begin PROVIDED DATA

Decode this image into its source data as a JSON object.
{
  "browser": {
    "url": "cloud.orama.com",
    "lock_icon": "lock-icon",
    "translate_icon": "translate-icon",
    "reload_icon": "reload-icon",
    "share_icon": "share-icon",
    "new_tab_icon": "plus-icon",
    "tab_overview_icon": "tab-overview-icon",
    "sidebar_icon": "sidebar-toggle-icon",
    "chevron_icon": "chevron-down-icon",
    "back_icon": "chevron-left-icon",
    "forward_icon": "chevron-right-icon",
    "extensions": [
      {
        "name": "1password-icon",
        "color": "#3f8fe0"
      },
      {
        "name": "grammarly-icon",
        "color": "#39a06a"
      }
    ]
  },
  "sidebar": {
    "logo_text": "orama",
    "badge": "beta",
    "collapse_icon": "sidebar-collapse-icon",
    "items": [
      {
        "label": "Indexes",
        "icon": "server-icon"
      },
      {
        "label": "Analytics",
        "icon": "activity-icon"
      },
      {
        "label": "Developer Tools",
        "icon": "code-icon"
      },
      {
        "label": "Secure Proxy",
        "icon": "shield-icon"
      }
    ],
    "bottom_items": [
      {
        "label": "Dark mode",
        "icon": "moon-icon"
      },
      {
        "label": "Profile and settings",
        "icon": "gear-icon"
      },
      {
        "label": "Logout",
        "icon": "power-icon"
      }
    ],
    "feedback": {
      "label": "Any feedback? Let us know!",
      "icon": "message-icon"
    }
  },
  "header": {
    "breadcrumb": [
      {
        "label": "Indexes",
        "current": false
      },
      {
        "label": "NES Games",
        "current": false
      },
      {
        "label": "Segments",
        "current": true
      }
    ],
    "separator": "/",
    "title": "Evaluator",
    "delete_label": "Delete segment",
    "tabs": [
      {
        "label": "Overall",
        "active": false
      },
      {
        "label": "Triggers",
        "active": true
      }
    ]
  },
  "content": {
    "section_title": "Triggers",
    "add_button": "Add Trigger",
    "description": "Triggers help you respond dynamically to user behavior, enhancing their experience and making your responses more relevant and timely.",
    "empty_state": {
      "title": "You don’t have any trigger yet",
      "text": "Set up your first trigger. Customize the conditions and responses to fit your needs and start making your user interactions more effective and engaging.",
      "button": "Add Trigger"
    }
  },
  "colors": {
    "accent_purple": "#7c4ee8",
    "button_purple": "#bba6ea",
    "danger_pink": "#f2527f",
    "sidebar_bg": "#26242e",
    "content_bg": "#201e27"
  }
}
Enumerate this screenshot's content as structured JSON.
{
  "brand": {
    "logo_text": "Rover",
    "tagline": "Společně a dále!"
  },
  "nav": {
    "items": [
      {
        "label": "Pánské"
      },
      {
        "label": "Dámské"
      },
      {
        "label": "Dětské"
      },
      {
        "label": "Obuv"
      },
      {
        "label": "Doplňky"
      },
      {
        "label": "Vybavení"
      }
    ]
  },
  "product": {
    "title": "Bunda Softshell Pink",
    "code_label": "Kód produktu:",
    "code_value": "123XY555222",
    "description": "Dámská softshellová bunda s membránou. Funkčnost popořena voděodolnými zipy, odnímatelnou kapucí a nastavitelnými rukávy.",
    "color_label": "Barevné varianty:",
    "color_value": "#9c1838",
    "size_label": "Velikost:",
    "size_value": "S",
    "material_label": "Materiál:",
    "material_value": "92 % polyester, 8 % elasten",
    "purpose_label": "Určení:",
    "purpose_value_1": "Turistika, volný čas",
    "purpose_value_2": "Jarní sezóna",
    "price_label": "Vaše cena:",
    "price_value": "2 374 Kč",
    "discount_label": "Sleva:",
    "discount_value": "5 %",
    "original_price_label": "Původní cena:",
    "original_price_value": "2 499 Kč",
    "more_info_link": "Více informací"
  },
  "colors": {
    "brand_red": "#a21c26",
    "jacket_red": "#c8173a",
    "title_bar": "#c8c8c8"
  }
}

end PROVIDED DATA

● TASK
Please set down each line of the records exactly as given.

● ANSWER
Decode this image into its source data as a JSON object.
{
  "browser": {
    "url": "cloud.orama.com",
    "lock_icon": "lock-icon",
    "translate_icon": "translate-icon",
    "reload_icon": "reload-icon",
    "share_icon": "share-icon",
    "new_tab_icon": "plus-icon",
    "tab_overview_icon": "tab-overview-icon",
    "sidebar_icon": "sidebar-toggle-icon",
    "chevron_icon": "chevron-down-icon",
    "back_icon": "chevron-left-icon",
    "forward_icon": "chevron-right-icon",
    "extensions": [
      {
        "name": "1password-icon",
        "color": "#3f8fe0"
      },
      {
        "name": "grammarly-icon",
        "color": "#39a06a"
      }
    ]
  },
  "sidebar": {
    "logo_text": "orama",
    "badge": "beta",
    "collapse_icon": "sidebar-collapse-icon",
    "items": [
      {
        "label": "Indexes",
        "icon": "server-icon"
      },
      {
        "label": "Analytics",
        "icon": "activity-icon"
      },
      {
        "label": "Developer Tools",
        "icon": "code-icon"
      },
      {
        "label": "Secure Proxy",
        "icon": "shield-icon"
      }
    ],
    "bottom_items": [
      {
        "label": "Dark mode",
        "icon": "moon-icon"
      },
      {
        "label": "Profile and settings",
        "icon": "gear-icon"
      },
      {
        "label": "Logout",
        "icon": "power-icon"
      }
    ],
    "feedback": {
      "label": "Any feedback? Let us know!",
      "icon": "message-icon"
    }
  },
  "header": {
    "breadcrumb": [
      {
        "label": "Indexes",
        "current": false
      },
      {
        "label": "NES Games",
        "current": false
      },
      {
        "label": "Segments",
        "current": true
      }
    ],
    "separator": "/",
    "title": "Evaluator",
    "delete_label": "Delete segment",
    "tabs": [
      {
        "label": "Overall",
        "active": false
      },
      {
        "label": "Triggers",
        "active": true
      }
    ]
  },
  "content": {
    "section_title": "Triggers",
    "add_button": "Add Trigger",
    "description": "Triggers help you respond dynamically to user behavior, enhancing their experience and making your responses more relevant and timely.",
    "empty_state": {
      "title": "You don’t have any trigger yet",
      "text": "Set up your first trigger. Customize the conditions and responses to fit your needs and start making your user interactions more effective and engaging.",
      "button": "Add Trigger"
    }
  },
  "colors": {
    "accent_purple": "#7c4ee8",
    "button_purple": "#bba6ea",
    "danger_pink": "#f2527f",
    "sidebar_bg": "#26242e",
    "content_bg": "#201e27"
  }
}
Enumerate this screenshot's content as structured JSON.
{
  "brand": {
    "logo_text": "Rover",
    "tagline": "Společně a dále!"
  },
  "nav": {
    "items": [
      {
        "label": "Pánské"
      },
      {
        "label": "Dámské"
      },
      {
        "label": "Dětské"
      },
      {
        "label": "Obuv"
      },
      {
        "label": "Doplňky"
      },
      {
        "label": "Vybavení"
      }
    ]
  },
  "product": {
    "title": "Bunda Softshell Pink",
    "code_label": "Kód produktu:",
    "code_value": "123XY555222",
    "description": "Dámská softshellová bunda s membránou. Funkčnost popořena voděodolnými zipy, odnímatelnou kapucí a nastavitelnými rukávy.",
    "color_label": "Barevné varianty:",
    "color_value": "#9c1838",
    "size_label": "Velikost:",
    "size_value": "S",
    "material_label": "Materiál:",
    "material_value": "92 % polyester, 8 % elasten",
    "purpose_label": "Určení:",
    "purpose_value_1": "Turistika, volný čas",
    "purpose_value_2": "Jarní sezóna",
    "price_label": "Vaše cena:",
    "price_value": "2 374 Kč",
    "discount_label": "Sleva:",
    "discount_value": "5 %",
    "original_price_label": "Původní cena:",
    "original_price_value": "2 499 Kč",
    "more_info_link": "Více informací"
  },
  "colors": {
    "brand_red": "#a21c26",
    "jacket_red": "#c8173a",
    "title_bar": "#c8c8c8"
  }
}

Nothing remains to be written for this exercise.